┌─ INFORMATION GIVEN
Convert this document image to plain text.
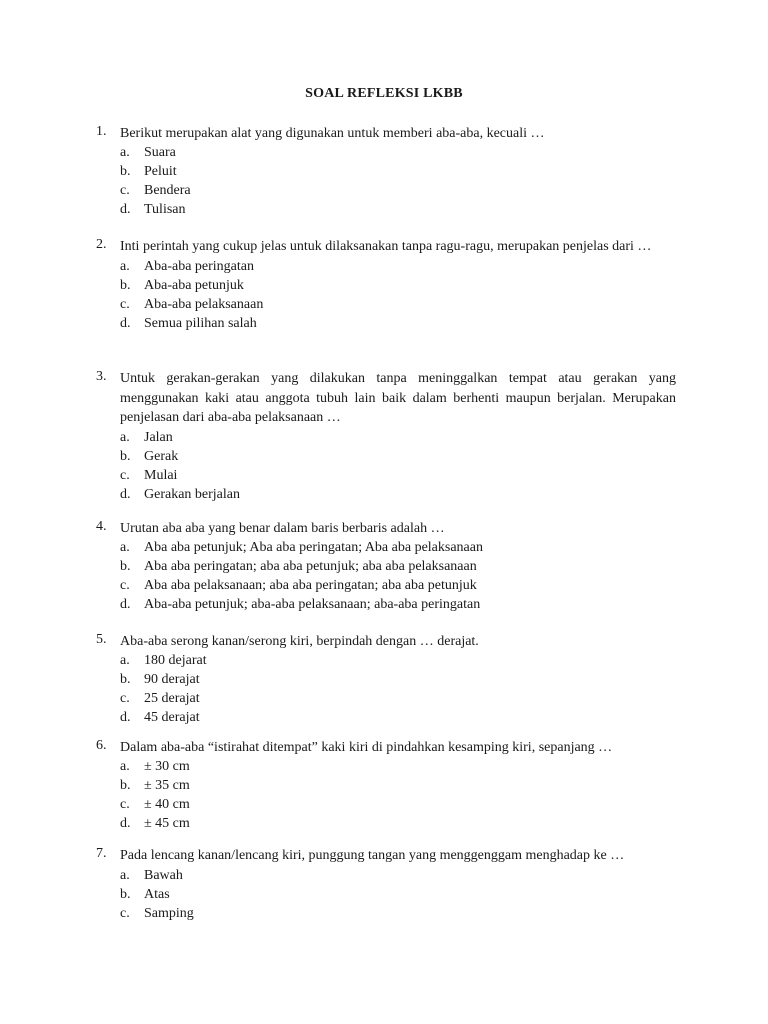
SOAL REFLEKSI LKBB
1. Berikut merupakan alat yang digunakan untuk memberi aba-aba, kecuali …
a.	Suara
b. Peluit
c.	Bendera
d. Tulisan
2. Inti perintah yang cukup jelas untuk dilaksanakan tanpa ragu-ragu, merupakan penjelas dari …
a.	Aba-aba peringatan
b. Aba-aba petunjuk
c.	Aba-aba pelaksanaan
d. Semua pilihan salah
3. Untuk gerakan-gerakan yang dilakukan tanpa meninggalkan tempat atau gerakan yang menggunakan kaki atau anggota tubuh lain baik dalam berhenti maupun berjalan. Merupakan penjelasan dari aba-aba pelaksanaan …
a.	Jalan
b. Gerak
c.	Mulai
d. Gerakan berjalan
4. Urutan aba aba yang benar dalam baris berbaris adalah …
a.	Aba aba petunjuk; Aba aba peringatan; Aba aba pelaksanaan
b. Aba aba peringatan; aba aba petunjuk; aba aba pelaksanaan
c.	Aba aba pelaksanaan; aba aba peringatan; aba aba petunjuk
d. Aba-aba petunjuk; aba-aba pelaksanaan; aba-aba peringatan
5. Aba-aba serong kanan/serong kiri, berpindah dengan … derajat.
a.	180 dejarat
b. 90 derajat
c.	25 derajat
d. 45 derajat
6. Dalam aba-aba “istirahat ditempat” kaki kiri di pindahkan kesamping kiri, sepanjang …
a.	± 30 cm
b. ± 35 cm
c.	± 40 cm
d. ± 45 cm
7. Pada lencang kanan/lencang kiri, punggung tangan yang menggenggam menghadap ke …
a.	Bawah
b. Atas
c.	Samping
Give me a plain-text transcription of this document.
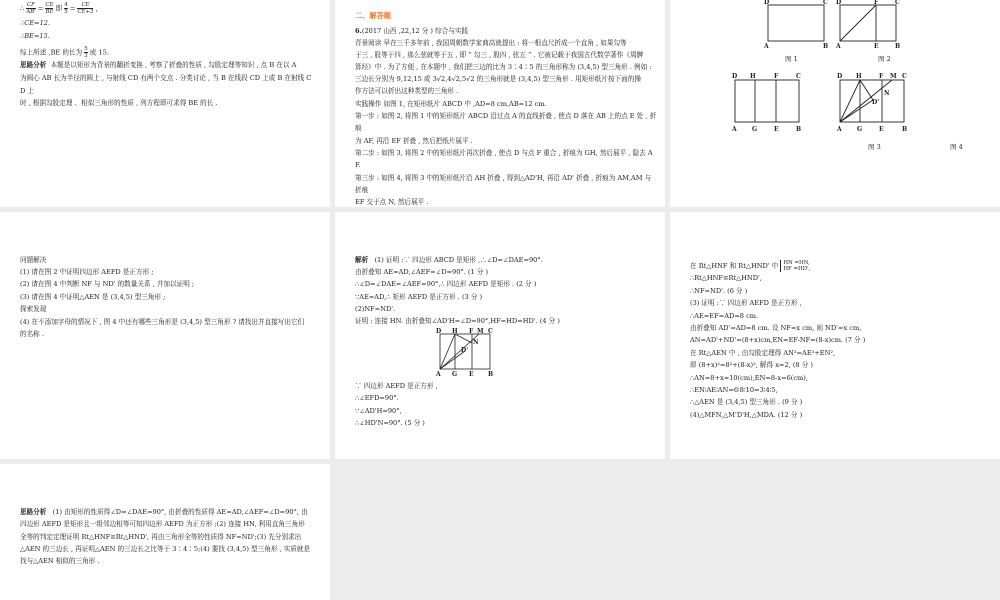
∴ $\frac{CF}{AB'} = \frac{CE}{BE}$ 即 $\frac{4}{5} = \frac{CE}{CE+3}$ ,
∴CE=12.
∴BE=15.
综上所述 ,BE 的长为 $\frac{5}{3}$ 或 15.
思路分析 本题是以矩形为背景的翻折变换 , 考察了折叠的性质 , 勾股定理等知识 , 点 B 在以 A
为圆心 AB 长为半径的圆上 , 与射线 CD 有两个交点 . 分类讨论 , 当 B 在线段 CD 上或 B 在射线 C
D 上
时 , 根据勾股定理 、相似三角形的性质 , 列方程即可求得 BE 的长 .
二、解答题
6.(2017 山西 ,22,12 分 ) 综合与实践
背景阅读 早在三千多年前 , 我国周朝数学家商高就提出 : 将一根直尺折成一个直角 , 如果勾等
于三 , 股等于四 , 那么弦就等于五 , 即 “ 勾三 , 股四 , 弦五 ” . 它被记载于我国古代数学著作《周髀
算经》中 . 为了方便 , 在本题中 , 我们把三边的比为 3∶4∶5 的三角形称为 (3,4,5) 型三角形 . 例如 :
三边长分别为 9,12,15 或 3√2,4√2,5√2 的三角形就是 (3,4,5) 型三角形 . 用矩形纸片按下面的操
作方法可以折出这种类型的三角形 .
实践操作 如图 1, 在矩形纸片 ABCD 中 ,AD=8 cm,AB=12 cm.
第一步 : 如图 2, 将图 1 中的矩形纸片 ABCD 沿过点 A 的直线折叠 , 使点 D 落在 AB 上的点 E 处 , 折
痕
为 AF, 再沿 EF 折叠 , 然后把纸片展平 .
第二步 : 如图 3, 将图 2 中的矩形纸片再次折叠 , 使点 D 与点 F 重合 , 折痕为 GH, 然后展平 , 隐去 A
F.
第三步 : 如图 4, 将图 3 中的矩形纸片沿 AH 折叠 , 得到△AD'H, 再沿 AD' 折叠 , 折痕为 AM,AM 与
折痕
EF 交于点 N, 然后展平 .
D	C
A	B
D	F	C
A	E	B
D H	F	C
A	G	E	B
D H	F M C
N
D'
A	G	E	B
图 1	图 2
图 3	图 4
问题解决
(1) 请在图 2 中证明四边形 AEFD 是正方形 ;
(2) 请在图 4 中判断 NF 与 ND' 的数量关系 , 并加以证明 ;
(3) 请在图 4 中证明△AEN 是 (3,4,5) 型三角形 ;
探索发现
(4) 在不添加字母的情况下 , 图 4 中还有哪些三角形是 (3,4,5) 型三角形 ? 请找出并直接写出它们
的名称 .
解析 (1) 证明 :∵ 四边形 ABCD 是矩形 ,∴∠D=∠DAE=90°.
由折叠知 AE=AD,∠AEF=∠D=90°. (1 分 )
∴∠D=∠DAE=∠AEF=90°,∴ 四边形 AEFD 是矩形 . (2 分 )
∵AE=AD,∴ 矩形 AEFD 是正方形 . (3 分 )
(2)NF=ND'.
证明 : 连接 HN. 由折叠知∠AD'H=∠D=90°,HF=HD=HD'. (4 分 )
D H F M C
N
D'
A G E B
∵ 四边形 AEFD 是正方形 ,
∴∠EFD=90°.
∵∠AD'H=90°,
∴∠HD'N=90°. (5 分 )
在 Rt△HNF 和 Rt△HND' 中 HN =HN,
HF =HD',
∴Rt△HNF≌Rt△HND',
∴NF=ND'. (6 分 )
(3) 证明 :∵ 四边形 AEFD 是正方形 ,
∴AE=EF=AD=8 cm.
由折叠知 AD'=AD=8 cm. 设 NF=x cm, 则 ND'=x cm,
AN=AD'+ND'=(8+x)cm,EN=EF-NF=(8-x)cm. (7 分 )
在 Rt△AEN 中 , 由勾股定理得 AN²=AE²+EN²,
即 (8+x)²=8²+(8-x)², 解得 x=2, (8 分 )
∴AN=8+x=10(cm),EN=8-x=6(cm),
∴EN∶AE∶AN=6∶8∶10=3∶4∶5,
∴△AEN 是 (3,4,5) 型三角形 . (9 分 )
(4)△MFN,△M'D'H,△MDA. (12 分 )
思路分析 (1) 由矩形的性质得∠D=∠DAE=90°, 由折叠的性质得 AE=AD,∠AEF=∠D=90°, 由
四边形 AEFD 是矩形且一组邻边相等可知四边形 AEFD 为正方形 ;(2) 连接 HN, 利用直角三角形
全等的判定定理证明 Rt△HNF≌Rt△HND', 再由三角形全等的性质得 NF=ND';(3) 先分别求出
△AEN 的三边长 , 再证明△AEN 的三边长之比等于 3∶4∶5;(4) 要找 (3,4,5) 型三角形 , 实质就是
找与△AEN 相似的三角形 .
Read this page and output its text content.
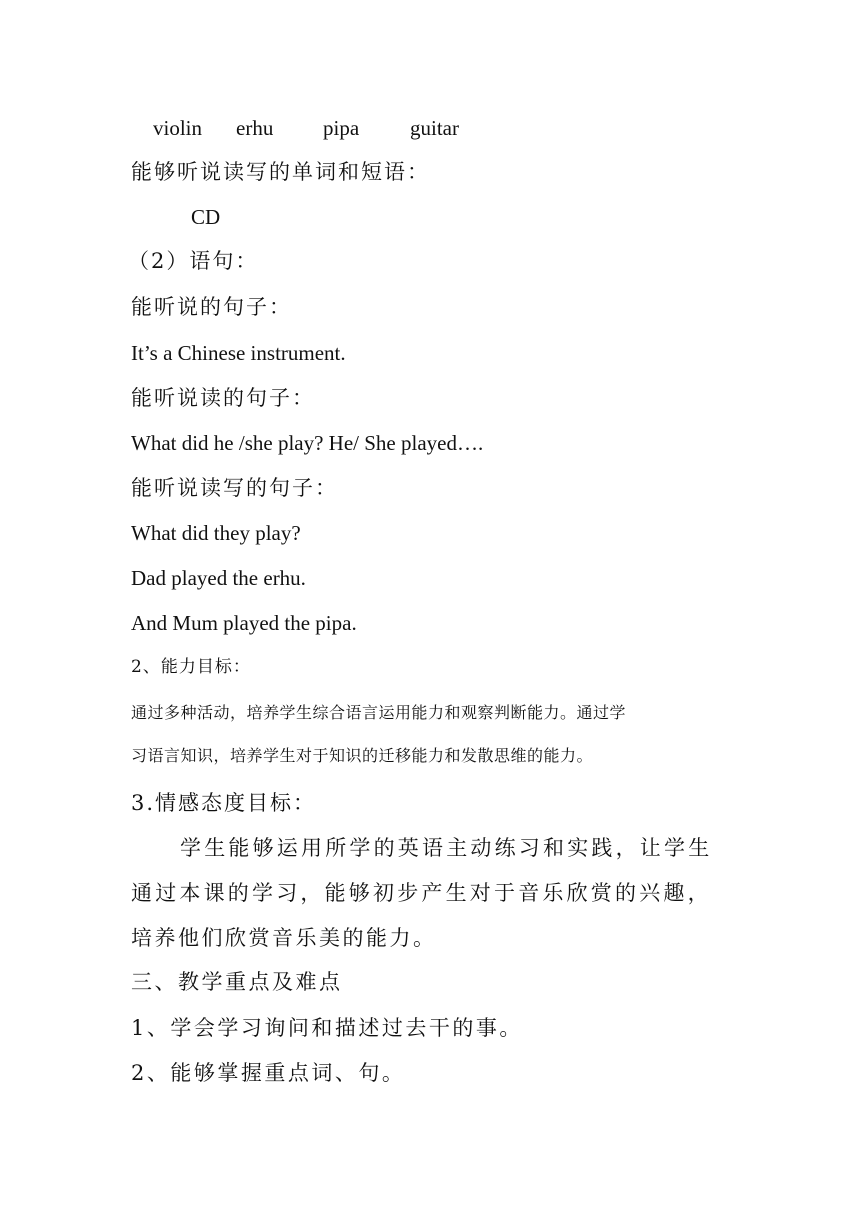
violin erhu pipa guitar
能够听说读写的单词和短语：
CD
（2）语句：
能听说的句子：
It’s a Chinese instrument.
能听说读的句子：
What did he /she play? He/ She played….
能听说读写的句子：
What did they play?
Dad played the erhu.
And Mum played the pipa.
2、能力目标：
通过多种活动，培养学生综合语言运用能力和观察判断能力。通过学
习语言知识，培养学生对于知识的迁移能力和发散思维的能力。
3.情感态度目标：
学生能够运用所学的英语主动练习和实践，让学生
通过本课的学习，能够初步产生对于音乐欣赏的兴趣，
培养他们欣赏音乐美的能力。
三、教学重点及难点
1、学会学习询问和描述过去干的事。
2、能够掌握重点词、句。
└─
*AIM OF THE EXERCISE*:
Keep the pictures out of the copy and return the rest of the data above exactly.

*WRITTEN ANSWER*:
Convert this document image to plain text.
SOAL REFLEKSI LKBB
1. Berikut merupakan alat yang digunakan untuk memberi aba-aba, kecuali …
a.	Suara
b. Peluit
c.	Bendera
d. Tulisan
2. Inti perintah yang cukup jelas untuk dilaksanakan tanpa ragu-ragu, merupakan penjelas dari …
a.	Aba-aba peringatan
b. Aba-aba petunjuk
c.	Aba-aba pelaksanaan
d. Semua pilihan salah
3. Untuk gerakan-gerakan yang dilakukan tanpa meninggalkan tempat atau gerakan yang menggunakan kaki atau anggota tubuh lain baik dalam berhenti maupun berjalan. Merupakan penjelasan dari aba-aba pelaksanaan …
a.	Jalan
b. Gerak
c.	Mulai
d. Gerakan berjalan
4. Urutan aba aba yang benar dalam baris berbaris adalah …
a.	Aba aba petunjuk; Aba aba peringatan; Aba aba pelaksanaan
b. Aba aba peringatan; aba aba petunjuk; aba aba pelaksanaan
c.	Aba aba pelaksanaan; aba aba peringatan; aba aba petunjuk
d. Aba-aba petunjuk; aba-aba pelaksanaan; aba-aba peringatan
5. Aba-aba serong kanan/serong kiri, berpindah dengan … derajat.
a.	180 dejarat
b. 90 derajat
c.	25 derajat
d. 45 derajat
6. Dalam aba-aba “istirahat ditempat” kaki kiri di pindahkan kesamping kiri, sepanjang …
a.	± 30 cm
b. ± 35 cm
c.	± 40 cm
d. ± 45 cm
7. Pada lencang kanan/lencang kiri, punggung tangan yang menggenggam menghadap ke …
a.	Bawah
b. Atas
c.	Samping
Give me a plain-text transcription of this document.
∴ $\frac{CF}{AB'} = \frac{CE}{BE}$ 即 $\frac{4}{5} = \frac{CE}{CE+3}$ ,
∴CE=12.
∴BE=15.
综上所述 ,BE 的长为 $\frac{5}{3}$ 或 15.
思路分析 本题是以矩形为背景的翻折变换 , 考察了折叠的性质 , 勾股定理等知识 , 点 B 在以 A
为圆心 AB 长为半径的圆上 , 与射线 CD 有两个交点 . 分类讨论 , 当 B 在线段 CD 上或 B 在射线 C
D 上
时 , 根据勾股定理 、相似三角形的性质 , 列方程即可求得 BE 的长 .
二、解答题
6.(2017 山西 ,22,12 分 ) 综合与实践
背景阅读 早在三千多年前 , 我国周朝数学家商高就提出 : 将一根直尺折成一个直角 , 如果勾等
于三 , 股等于四 , 那么弦就等于五 , 即 “ 勾三 , 股四 , 弦五 ” . 它被记载于我国古代数学著作《周髀
算经》中 . 为了方便 , 在本题中 , 我们把三边的比为 3∶4∶5 的三角形称为 (3,4,5) 型三角形 . 例如 :
三边长分别为 9,12,15 或 3√2,4√2,5√2 的三角形就是 (3,4,5) 型三角形 . 用矩形纸片按下面的操
作方法可以折出这种类型的三角形 .
实践操作 如图 1, 在矩形纸片 ABCD 中 ,AD=8 cm,AB=12 cm.
第一步 : 如图 2, 将图 1 中的矩形纸片 ABCD 沿过点 A 的直线折叠 , 使点 D 落在 AB 上的点 E 处 , 折
痕
为 AF, 再沿 EF 折叠 , 然后把纸片展平 .
第二步 : 如图 3, 将图 2 中的矩形纸片再次折叠 , 使点 D 与点 F 重合 , 折痕为 GH, 然后展平 , 隐去 A
F.
第三步 : 如图 4, 将图 3 中的矩形纸片沿 AH 折叠 , 得到△AD'H, 再沿 AD' 折叠 , 折痕为 AM,AM 与
折痕
EF 交于点 N, 然后展平 .
D	C
A	B
D	F	C
A	E	B
D H	F	C
A	G	E	B
D H	F M C
N
D'
A	G	E	B
图 1	图 2
图 3	图 4
问题解决
(1) 请在图 2 中证明四边形 AEFD 是正方形 ;
(2) 请在图 4 中判断 NF 与 ND' 的数量关系 , 并加以证明 ;
(3) 请在图 4 中证明△AEN 是 (3,4,5) 型三角形 ;
探索发现
(4) 在不添加字母的情况下 , 图 4 中还有哪些三角形是 (3,4,5) 型三角形 ? 请找出并直接写出它们
的名称 .
解析 (1) 证明 :∵ 四边形 ABCD 是矩形 ,∴∠D=∠DAE=90°.
由折叠知 AE=AD,∠AEF=∠D=90°. (1 分 )
∴∠D=∠DAE=∠AEF=90°,∴ 四边形 AEFD 是矩形 . (2 分 )
∵AE=AD,∴ 矩形 AEFD 是正方形 . (3 分 )
(2)NF=ND'.
证明 : 连接 HN. 由折叠知∠AD'H=∠D=90°,HF=HD=HD'. (4 分 )
D H F M C
N
D'
A G E B
∵ 四边形 AEFD 是正方形 ,
∴∠EFD=90°.
∵∠AD'H=90°,
∴∠HD'N=90°. (5 分 )
在 Rt△HNF 和 Rt△HND' 中 HN =HN,
HF =HD',
∴Rt△HNF≌Rt△HND',
∴NF=ND'. (6 分 )
(3) 证明 :∵ 四边形 AEFD 是正方形 ,
∴AE=EF=AD=8 cm.
由折叠知 AD'=AD=8 cm. 设 NF=x cm, 则 ND'=x cm,
AN=AD'+ND'=(8+x)cm,EN=EF-NF=(8-x)cm. (7 分 )
在 Rt△AEN 中 , 由勾股定理得 AN²=AE²+EN²,
即 (8+x)²=8²+(8-x)², 解得 x=2, (8 分 )
∴AN=8+x=10(cm),EN=8-x=6(cm),
∴EN∶AE∶AN=6∶8∶10=3∶4∶5,
∴△AEN 是 (3,4,5) 型三角形 . (9 分 )
(4)△MFN,△M'D'H,△MDA. (12 分 )
思路分析 (1) 由矩形的性质得∠D=∠DAE=90°, 由折叠的性质得 AE=AD,∠AEF=∠D=90°, 由
四边形 AEFD 是矩形且一组邻边相等可知四边形 AEFD 为正方形 ;(2) 连接 HN, 利用直角三角形
全等的判定定理证明 Rt△HNF≌Rt△HND', 再由三角形全等的性质得 NF=ND';(3) 先分别求出
△AEN 的三边长 , 再证明△AEN 的三边长之比等于 3∶4∶5;(4) 要找 (3,4,5) 型三角形 , 实质就是
找与△AEN 相似的三角形 .
Read this page and output its text content.
violin erhu pipa guitar
能够听说读写的单词和短语：
CD
（2）语句：
能听说的句子：
It’s a Chinese instrument.
能听说读的句子：
What did he /she play? He/ She played….
能听说读写的句子：
What did they play?
Dad played the erhu.
And Mum played the pipa.
2、能力目标：
通过多种活动，培养学生综合语言运用能力和观察判断能力。通过学
习语言知识，培养学生对于知识的迁移能力和发散思维的能力。
3.情感态度目标：
学生能够运用所学的英语主动练习和实践，让学生
通过本课的学习，能够初步产生对于音乐欣赏的兴趣，
培养他们欣赏音乐美的能力。
三、教学重点及难点
1、学会学习询问和描述过去干的事。
2、能够掌握重点词、句。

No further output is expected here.